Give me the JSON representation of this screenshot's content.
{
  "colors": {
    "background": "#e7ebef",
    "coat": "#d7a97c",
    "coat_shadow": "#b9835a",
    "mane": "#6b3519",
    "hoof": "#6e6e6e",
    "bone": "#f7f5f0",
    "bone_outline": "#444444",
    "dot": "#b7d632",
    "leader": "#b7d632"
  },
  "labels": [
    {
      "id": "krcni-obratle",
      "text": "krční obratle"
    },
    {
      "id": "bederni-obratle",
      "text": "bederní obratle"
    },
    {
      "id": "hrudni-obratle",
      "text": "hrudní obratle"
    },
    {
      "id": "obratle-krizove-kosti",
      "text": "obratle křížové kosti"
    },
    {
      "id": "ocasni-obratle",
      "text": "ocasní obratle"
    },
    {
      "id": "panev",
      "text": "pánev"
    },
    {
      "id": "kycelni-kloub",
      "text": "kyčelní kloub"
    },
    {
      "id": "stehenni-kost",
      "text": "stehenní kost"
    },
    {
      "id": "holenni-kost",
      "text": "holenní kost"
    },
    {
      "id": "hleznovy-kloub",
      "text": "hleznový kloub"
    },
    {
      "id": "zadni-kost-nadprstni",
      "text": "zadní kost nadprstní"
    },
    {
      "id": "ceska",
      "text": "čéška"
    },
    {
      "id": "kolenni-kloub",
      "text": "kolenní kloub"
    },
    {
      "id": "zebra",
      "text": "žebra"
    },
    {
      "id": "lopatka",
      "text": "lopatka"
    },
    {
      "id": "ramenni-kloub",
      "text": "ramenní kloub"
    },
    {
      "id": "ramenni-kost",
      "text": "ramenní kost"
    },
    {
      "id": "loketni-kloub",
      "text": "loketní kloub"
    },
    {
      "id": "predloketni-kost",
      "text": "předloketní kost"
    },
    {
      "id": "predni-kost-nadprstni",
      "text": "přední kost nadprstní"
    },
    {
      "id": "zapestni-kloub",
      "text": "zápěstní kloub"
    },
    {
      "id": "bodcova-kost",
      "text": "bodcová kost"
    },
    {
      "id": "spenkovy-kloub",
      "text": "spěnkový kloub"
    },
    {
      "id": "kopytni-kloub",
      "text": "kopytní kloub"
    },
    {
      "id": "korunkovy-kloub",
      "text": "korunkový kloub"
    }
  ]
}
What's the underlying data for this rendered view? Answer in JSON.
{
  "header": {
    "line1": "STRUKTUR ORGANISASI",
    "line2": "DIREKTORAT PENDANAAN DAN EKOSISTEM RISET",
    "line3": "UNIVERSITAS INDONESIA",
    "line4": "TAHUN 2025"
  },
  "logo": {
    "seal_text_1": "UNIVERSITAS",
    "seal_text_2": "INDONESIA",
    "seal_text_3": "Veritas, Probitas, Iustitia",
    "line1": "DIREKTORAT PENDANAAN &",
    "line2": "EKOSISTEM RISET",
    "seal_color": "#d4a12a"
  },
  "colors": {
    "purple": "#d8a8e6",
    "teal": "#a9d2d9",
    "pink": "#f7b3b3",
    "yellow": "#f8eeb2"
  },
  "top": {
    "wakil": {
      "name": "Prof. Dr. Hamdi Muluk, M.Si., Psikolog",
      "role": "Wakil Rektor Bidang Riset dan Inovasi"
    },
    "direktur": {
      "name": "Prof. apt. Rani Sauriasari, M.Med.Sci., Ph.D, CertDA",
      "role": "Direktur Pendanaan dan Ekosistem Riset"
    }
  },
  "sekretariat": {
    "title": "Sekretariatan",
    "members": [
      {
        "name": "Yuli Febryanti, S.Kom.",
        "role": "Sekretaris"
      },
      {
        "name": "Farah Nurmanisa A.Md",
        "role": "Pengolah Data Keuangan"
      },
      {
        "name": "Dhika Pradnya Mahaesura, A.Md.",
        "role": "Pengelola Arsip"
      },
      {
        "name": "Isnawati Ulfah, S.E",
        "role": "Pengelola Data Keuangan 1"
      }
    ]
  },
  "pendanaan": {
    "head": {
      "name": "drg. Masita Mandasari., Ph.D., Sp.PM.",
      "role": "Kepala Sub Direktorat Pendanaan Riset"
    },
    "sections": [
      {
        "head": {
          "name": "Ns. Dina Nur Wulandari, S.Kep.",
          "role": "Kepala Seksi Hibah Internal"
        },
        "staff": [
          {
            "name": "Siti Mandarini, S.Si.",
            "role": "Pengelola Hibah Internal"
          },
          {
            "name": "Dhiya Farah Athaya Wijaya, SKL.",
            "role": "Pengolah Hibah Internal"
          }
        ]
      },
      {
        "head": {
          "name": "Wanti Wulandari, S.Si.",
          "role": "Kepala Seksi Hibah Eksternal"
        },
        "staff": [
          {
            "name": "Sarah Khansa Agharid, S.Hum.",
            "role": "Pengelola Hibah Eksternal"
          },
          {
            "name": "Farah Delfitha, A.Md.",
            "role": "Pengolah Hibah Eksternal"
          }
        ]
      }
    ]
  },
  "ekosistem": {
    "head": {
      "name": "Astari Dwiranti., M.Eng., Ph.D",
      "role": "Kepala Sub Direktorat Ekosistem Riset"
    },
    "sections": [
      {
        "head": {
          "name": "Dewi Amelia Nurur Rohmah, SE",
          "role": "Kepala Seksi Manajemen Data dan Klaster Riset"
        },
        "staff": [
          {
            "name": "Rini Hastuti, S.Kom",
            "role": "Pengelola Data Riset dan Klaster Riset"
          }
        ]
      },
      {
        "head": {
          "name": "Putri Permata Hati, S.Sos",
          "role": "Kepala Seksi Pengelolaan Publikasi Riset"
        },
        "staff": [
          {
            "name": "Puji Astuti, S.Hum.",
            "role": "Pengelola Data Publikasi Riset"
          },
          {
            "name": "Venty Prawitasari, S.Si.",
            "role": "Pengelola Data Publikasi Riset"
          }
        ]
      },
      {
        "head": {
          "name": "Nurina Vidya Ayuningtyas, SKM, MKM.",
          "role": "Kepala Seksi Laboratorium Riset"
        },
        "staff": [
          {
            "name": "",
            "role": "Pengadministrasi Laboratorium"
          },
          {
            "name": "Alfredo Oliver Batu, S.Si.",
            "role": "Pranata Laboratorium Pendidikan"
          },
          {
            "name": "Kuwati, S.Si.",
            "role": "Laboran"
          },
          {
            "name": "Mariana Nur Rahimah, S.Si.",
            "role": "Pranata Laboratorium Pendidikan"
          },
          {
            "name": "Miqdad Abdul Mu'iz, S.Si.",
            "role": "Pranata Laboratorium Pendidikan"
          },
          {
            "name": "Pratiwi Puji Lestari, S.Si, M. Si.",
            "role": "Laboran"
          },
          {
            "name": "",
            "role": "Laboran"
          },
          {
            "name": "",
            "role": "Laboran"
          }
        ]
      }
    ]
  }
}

**What you will do**
Show the lines of the material that contain the word "Seksi".

**Exercise response**
          "role": "Kepala Seksi Hibah Internal"
          "role": "Kepala Seksi Hibah Eksternal"
          "role": "Kepala Seksi Manajemen Data dan Klaster Riset"
          "role": "Kepala Seksi Pengelolaan Publikasi Riset"
          "role": "Kepala Seksi Laboratorium Riset"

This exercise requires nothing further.